:: What to work on ::
**1)** From the piece on Apple TV+ baseball probabilities, list each outcome the writer wonders whether the next hitter will achieve.
**2)** Pick up the piece on Apple TV+ baseball probabilities after its final sentence and carry it forward.

:: Excerpt provided ::
>>>>>

How Good Are Those Probabilities on the Apple TV+ Broadcasts?

© Troy Taormina-USA TODAY Sports

As you’re probably aware, Apple TV+ has stepped onto the baseball broadcasting scene this year, airing two games every Friday. They’re stylistically different from your average baseball broadcast, even at a glance. The colors look different, more muted to my eyes than the average broadcast. The score bugs are sleek, the fonts understated. The announcers are mostly new faces. And most interestingly, to me at least, the broadcast displays probabilities on nearly every pitch.

As a big old math nerd, I love probabilities. They appeal to something that feels almost elemental. Every time I watch a baseball game, I wonder how likely the next hitter up is to get a hit – or to reach base, or strike out, or drive in a run. It’s not so much that I want to know the future – probabilities can’t tell you that – but I would like to know whether the outcome I’m hoping for is an uphill battle or a near-certainty, and how the ongoing struggle of pitcher against hitter changes that.

The Apple TV+ broadcasts gets those probability numbers from nVenue, a tech startup that got its start in an NBC tech accelerator. According to an interview with CEO Kelly Pracht in SportTechie, the machine learning algorithm at the heart of nVenue’s product considers 120 inputs from the field of play in making each prediction.

<<<<<

:: Extracted records ::
>>>>>

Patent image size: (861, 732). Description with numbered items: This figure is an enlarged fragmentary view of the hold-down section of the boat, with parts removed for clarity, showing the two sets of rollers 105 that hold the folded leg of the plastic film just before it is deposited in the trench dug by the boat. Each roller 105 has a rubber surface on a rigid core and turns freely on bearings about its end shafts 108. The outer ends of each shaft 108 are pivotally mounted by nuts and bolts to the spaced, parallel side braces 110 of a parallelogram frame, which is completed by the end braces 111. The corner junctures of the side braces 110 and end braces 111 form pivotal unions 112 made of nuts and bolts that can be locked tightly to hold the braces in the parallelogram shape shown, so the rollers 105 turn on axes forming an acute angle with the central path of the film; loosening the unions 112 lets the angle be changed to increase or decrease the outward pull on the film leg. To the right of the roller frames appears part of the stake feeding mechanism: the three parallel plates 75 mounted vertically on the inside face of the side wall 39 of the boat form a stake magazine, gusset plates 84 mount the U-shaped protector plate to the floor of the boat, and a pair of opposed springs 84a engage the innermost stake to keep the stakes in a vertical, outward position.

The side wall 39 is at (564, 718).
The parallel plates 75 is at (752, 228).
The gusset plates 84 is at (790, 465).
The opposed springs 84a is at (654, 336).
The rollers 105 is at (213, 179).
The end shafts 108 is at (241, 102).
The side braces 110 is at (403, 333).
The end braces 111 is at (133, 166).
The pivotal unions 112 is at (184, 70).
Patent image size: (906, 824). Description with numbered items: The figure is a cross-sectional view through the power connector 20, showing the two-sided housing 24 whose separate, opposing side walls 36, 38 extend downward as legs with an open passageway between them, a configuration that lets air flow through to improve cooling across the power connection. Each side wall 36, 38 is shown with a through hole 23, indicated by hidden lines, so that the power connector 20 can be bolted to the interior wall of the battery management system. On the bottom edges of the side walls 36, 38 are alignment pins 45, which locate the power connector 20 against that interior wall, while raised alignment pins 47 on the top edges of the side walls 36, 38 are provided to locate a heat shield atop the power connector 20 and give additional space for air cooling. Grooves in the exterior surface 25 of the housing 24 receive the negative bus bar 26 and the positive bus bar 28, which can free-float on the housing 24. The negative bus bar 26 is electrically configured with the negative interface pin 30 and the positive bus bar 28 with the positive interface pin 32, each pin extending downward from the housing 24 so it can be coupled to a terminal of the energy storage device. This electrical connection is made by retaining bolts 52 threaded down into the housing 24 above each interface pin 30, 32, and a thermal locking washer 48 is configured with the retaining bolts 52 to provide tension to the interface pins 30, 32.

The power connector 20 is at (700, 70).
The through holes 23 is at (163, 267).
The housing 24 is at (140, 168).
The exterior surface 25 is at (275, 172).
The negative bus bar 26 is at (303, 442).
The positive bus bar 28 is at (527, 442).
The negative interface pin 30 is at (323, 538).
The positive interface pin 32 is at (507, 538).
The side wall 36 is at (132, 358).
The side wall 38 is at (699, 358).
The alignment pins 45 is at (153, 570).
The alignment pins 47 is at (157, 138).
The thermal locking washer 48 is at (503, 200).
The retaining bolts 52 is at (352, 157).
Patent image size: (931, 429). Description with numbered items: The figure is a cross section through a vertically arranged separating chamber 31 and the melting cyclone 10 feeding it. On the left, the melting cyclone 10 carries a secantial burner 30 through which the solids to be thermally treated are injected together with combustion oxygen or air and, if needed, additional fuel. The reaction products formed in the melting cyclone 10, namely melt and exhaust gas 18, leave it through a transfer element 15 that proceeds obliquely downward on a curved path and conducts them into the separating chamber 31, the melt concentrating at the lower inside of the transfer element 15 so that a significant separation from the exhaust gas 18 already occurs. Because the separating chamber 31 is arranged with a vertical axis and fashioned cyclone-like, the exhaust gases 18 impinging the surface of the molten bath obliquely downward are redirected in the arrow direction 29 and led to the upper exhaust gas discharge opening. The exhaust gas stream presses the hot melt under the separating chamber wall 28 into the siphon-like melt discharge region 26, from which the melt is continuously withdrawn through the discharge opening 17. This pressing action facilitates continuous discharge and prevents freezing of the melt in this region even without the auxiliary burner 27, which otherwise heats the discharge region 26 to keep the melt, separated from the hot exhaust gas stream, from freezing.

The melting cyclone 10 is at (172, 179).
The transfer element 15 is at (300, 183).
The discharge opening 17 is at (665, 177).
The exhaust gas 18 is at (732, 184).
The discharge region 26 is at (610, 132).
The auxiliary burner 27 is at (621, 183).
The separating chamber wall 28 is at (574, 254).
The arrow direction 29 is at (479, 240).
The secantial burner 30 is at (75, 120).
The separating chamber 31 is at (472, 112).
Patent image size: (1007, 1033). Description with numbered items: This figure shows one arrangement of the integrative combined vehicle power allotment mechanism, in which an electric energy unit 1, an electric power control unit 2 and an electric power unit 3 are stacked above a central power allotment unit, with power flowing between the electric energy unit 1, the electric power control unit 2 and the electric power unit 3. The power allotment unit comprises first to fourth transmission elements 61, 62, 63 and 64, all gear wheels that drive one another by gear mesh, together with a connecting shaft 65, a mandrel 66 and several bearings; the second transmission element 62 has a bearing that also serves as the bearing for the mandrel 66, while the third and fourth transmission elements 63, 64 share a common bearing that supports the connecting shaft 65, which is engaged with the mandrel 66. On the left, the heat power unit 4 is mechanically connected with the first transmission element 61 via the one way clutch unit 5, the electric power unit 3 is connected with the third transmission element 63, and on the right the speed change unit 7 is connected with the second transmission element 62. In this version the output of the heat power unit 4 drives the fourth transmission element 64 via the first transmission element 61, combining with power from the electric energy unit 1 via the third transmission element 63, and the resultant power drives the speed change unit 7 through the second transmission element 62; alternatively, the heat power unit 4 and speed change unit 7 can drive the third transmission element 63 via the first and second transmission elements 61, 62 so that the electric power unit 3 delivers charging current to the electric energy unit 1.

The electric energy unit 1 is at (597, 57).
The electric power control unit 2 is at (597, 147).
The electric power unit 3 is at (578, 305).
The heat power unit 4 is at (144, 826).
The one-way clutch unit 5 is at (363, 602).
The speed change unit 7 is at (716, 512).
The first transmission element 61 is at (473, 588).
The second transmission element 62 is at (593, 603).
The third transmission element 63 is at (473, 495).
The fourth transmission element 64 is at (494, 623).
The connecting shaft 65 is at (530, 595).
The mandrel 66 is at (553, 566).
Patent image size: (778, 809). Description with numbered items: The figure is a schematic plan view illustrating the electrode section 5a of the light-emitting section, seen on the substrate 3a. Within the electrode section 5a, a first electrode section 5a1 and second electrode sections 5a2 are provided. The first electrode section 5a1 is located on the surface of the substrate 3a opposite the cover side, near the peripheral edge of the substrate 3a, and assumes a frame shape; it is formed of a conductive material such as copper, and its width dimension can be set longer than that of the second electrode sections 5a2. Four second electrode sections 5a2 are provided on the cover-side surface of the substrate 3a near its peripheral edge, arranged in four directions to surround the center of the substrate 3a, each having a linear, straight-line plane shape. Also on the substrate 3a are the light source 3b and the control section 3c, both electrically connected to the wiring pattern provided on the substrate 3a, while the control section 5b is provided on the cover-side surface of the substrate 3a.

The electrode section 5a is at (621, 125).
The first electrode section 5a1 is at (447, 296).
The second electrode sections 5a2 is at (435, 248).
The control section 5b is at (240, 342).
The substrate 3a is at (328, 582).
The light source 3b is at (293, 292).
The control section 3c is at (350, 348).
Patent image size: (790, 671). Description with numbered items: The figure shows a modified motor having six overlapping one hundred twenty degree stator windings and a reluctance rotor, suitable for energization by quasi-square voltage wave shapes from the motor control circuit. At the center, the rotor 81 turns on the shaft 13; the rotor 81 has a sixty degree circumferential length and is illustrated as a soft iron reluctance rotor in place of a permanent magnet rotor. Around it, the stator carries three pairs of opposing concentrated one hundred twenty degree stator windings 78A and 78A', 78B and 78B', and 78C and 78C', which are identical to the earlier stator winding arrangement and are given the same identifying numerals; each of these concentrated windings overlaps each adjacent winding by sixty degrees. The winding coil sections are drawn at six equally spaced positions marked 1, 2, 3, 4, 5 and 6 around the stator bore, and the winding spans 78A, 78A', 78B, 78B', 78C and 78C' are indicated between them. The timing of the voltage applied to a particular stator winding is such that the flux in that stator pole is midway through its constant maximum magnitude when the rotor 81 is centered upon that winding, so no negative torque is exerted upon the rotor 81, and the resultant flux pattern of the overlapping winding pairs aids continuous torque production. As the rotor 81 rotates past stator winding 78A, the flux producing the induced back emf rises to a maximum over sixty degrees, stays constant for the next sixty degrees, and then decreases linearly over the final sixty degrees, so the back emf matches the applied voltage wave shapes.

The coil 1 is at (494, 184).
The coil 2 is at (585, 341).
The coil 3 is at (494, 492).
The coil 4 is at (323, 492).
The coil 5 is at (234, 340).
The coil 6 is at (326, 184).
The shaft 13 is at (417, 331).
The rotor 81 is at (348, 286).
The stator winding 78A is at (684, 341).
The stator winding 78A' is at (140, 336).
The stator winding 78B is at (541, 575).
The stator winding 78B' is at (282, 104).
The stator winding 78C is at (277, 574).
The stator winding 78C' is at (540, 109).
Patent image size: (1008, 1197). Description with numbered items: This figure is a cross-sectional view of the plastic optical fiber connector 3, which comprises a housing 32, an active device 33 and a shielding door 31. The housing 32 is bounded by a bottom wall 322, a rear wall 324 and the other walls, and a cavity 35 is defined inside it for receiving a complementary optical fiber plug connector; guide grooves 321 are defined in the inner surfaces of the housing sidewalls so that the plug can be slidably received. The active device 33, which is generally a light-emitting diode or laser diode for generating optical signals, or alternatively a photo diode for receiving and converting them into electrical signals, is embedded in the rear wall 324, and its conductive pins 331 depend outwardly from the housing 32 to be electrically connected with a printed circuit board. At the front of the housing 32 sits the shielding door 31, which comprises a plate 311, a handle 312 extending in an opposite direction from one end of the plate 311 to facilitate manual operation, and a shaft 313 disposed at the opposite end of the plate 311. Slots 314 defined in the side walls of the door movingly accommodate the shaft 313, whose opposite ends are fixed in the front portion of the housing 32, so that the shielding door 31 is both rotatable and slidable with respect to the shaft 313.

<<<<<

:: Expected answers ::
**1)**
- Get a hit
- Reach base
- Strike out
- Drive in a run

**2)**
Machine learning, if you weren’t aware, is a fancy way of saying “regressions.” It’s more than that, of course, but at its core, machine learning takes sample data and “learns” how to make predictions from that data. Those predictions can then be applied to new, out-of-sample events. Variations in initial conditions produce different predictions, which is why you can think of it as an advanced form of regression analysis; at its most basic, changes in some set of independent variables are used to predict a response variable (or variables).

If that all sounds impenetrably math-y to you, well, that’s one of the downsides of the approach. It’s an opaque process, which makes sense: you try using the interaction between more than 100 variables to predict the odds of a player getting on base and see if it’s anything other than confusing. Add to that the fact that companies aren’t exactly handing out the secret sauce driving their predictions, and there’s really only one way to judge algorithm accuracy: by looking at the results.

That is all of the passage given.